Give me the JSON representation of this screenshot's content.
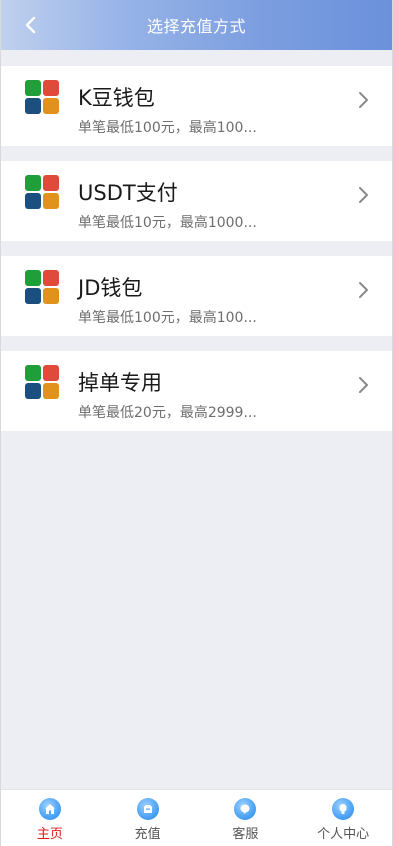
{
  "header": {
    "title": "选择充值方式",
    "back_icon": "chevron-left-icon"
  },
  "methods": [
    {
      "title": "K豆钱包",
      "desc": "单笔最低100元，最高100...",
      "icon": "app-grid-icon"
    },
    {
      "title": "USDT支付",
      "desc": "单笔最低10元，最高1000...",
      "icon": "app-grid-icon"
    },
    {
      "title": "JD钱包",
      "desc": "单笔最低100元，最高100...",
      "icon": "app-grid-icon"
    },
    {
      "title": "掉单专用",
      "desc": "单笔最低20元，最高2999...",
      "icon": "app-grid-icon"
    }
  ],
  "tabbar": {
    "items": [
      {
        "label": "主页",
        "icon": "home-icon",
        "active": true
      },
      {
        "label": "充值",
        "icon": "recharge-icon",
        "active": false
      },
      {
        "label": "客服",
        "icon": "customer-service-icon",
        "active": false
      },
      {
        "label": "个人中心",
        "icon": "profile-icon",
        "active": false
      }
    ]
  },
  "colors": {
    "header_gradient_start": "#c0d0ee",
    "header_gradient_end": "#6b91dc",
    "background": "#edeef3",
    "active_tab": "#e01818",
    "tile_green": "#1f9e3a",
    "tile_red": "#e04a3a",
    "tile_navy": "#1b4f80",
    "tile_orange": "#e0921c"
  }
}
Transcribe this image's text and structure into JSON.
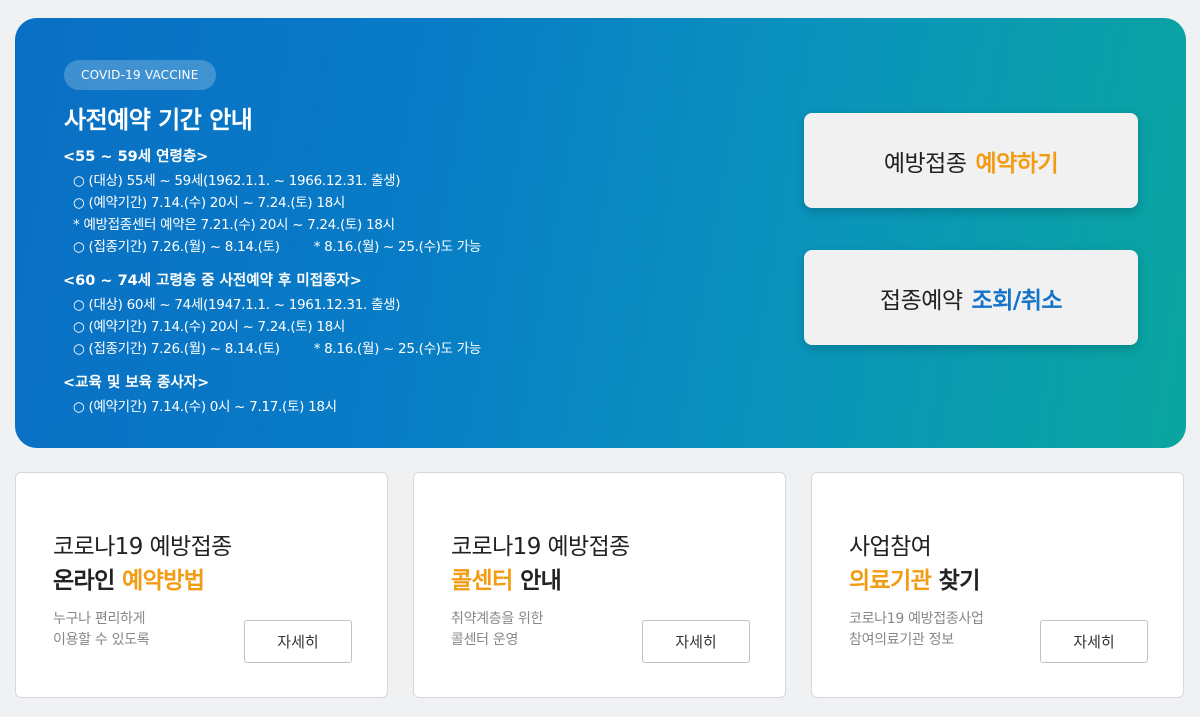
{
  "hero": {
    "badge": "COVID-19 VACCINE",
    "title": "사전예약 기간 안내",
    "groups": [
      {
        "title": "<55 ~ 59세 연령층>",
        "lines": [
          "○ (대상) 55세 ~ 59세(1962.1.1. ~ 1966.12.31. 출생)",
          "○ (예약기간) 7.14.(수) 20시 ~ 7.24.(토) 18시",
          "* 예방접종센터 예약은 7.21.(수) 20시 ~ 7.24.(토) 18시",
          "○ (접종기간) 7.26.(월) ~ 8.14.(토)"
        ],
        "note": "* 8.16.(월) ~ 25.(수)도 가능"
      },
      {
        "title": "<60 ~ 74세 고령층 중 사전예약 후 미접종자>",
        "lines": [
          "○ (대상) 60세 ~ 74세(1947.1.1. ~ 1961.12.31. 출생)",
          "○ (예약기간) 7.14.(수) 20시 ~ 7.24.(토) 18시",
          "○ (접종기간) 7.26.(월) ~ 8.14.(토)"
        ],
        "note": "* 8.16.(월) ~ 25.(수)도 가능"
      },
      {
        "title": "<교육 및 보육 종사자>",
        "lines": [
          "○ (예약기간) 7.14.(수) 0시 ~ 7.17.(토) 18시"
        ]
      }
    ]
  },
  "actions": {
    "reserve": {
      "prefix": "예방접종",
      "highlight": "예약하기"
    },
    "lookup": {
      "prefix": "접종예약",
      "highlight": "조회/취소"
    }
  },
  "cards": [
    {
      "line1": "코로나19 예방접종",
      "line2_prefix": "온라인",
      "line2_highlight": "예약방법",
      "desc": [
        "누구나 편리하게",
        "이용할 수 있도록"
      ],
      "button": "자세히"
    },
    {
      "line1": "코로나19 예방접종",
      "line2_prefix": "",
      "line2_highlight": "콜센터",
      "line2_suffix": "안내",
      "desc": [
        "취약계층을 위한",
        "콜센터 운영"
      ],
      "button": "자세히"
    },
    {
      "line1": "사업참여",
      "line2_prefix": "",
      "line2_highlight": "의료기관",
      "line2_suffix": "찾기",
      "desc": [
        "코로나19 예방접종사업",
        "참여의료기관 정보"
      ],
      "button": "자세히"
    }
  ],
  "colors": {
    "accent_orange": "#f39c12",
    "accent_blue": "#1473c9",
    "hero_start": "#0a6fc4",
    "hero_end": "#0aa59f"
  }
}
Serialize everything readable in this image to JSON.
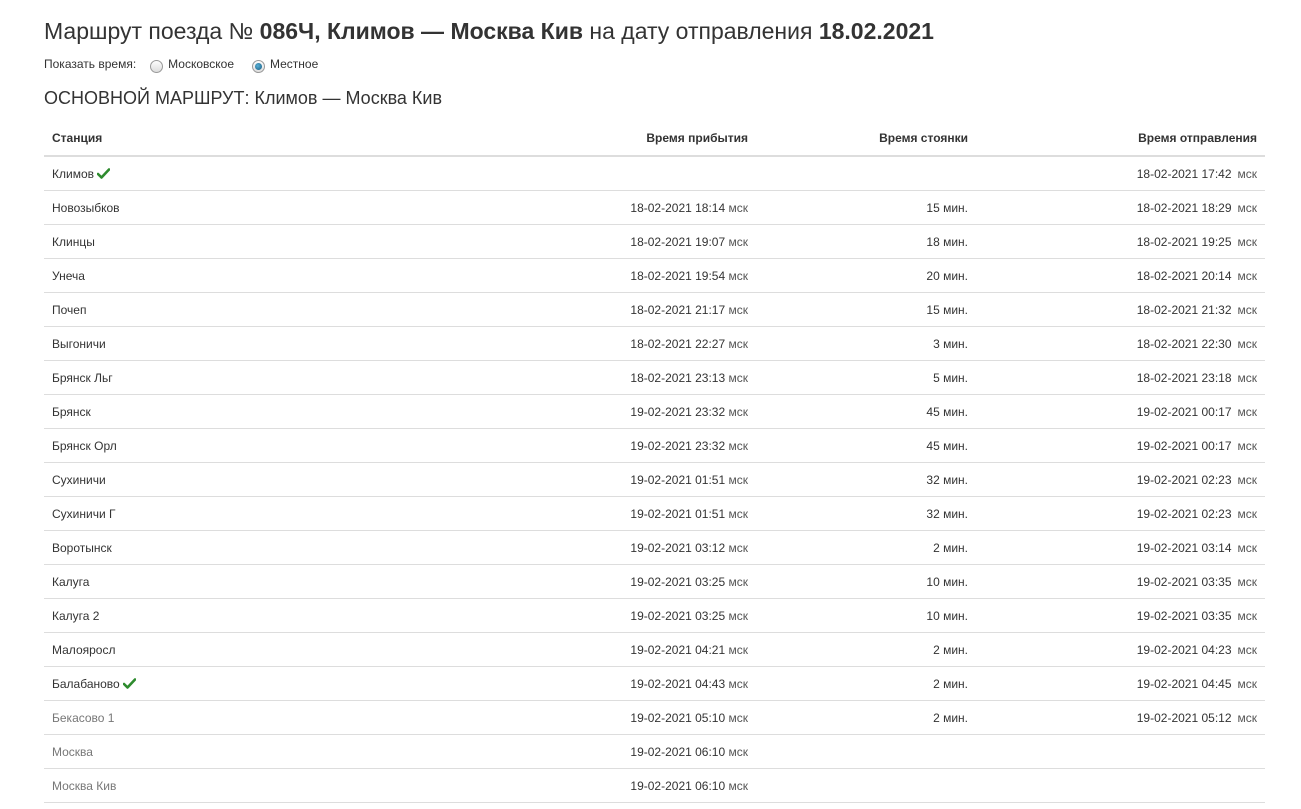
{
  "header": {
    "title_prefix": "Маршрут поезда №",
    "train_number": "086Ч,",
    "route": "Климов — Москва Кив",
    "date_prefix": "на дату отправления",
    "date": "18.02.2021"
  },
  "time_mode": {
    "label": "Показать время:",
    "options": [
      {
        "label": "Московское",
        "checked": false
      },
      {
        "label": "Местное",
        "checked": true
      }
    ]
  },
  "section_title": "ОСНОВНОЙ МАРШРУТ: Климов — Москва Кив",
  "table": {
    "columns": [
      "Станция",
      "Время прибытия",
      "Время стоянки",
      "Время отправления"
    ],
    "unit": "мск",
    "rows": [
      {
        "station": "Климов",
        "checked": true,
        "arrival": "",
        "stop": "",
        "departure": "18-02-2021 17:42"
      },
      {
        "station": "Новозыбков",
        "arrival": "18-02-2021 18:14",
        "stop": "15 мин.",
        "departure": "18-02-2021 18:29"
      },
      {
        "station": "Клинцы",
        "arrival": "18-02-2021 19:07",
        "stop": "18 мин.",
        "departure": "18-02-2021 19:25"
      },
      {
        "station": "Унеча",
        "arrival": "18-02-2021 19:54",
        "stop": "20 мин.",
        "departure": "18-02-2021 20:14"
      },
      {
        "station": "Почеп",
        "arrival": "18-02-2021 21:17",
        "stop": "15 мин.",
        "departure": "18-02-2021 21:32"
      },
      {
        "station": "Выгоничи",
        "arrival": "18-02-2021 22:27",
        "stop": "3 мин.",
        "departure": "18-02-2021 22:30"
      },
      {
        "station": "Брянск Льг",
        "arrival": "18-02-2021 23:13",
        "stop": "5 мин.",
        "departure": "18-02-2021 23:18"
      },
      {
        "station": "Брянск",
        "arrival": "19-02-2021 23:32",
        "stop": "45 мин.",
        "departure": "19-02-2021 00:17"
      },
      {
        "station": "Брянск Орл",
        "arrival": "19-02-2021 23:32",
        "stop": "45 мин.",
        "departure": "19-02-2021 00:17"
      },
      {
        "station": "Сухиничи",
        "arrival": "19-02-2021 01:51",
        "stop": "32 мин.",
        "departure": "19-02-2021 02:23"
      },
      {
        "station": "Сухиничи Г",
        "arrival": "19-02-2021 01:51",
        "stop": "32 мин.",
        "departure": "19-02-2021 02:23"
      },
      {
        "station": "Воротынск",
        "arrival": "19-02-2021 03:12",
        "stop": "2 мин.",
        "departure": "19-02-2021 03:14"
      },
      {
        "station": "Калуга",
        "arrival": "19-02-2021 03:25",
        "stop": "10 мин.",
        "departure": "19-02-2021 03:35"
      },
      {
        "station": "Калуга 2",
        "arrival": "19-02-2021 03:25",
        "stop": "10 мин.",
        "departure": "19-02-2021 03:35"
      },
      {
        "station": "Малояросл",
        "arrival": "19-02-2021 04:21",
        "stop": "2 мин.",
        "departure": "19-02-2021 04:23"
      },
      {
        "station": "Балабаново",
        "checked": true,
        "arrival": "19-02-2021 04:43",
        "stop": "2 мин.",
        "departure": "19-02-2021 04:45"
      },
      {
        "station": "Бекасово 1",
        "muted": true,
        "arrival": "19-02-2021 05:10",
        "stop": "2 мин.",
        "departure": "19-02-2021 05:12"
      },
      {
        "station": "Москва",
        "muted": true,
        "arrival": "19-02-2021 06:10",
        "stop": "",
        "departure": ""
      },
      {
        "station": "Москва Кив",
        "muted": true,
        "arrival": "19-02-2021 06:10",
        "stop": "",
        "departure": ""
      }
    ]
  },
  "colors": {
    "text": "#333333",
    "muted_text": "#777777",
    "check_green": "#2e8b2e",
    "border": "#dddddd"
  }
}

----------

### GOAL
Go over the records above and tally each line that includes "Москва". Give the total by itself.

### REPLY TO THE EXERCISE
4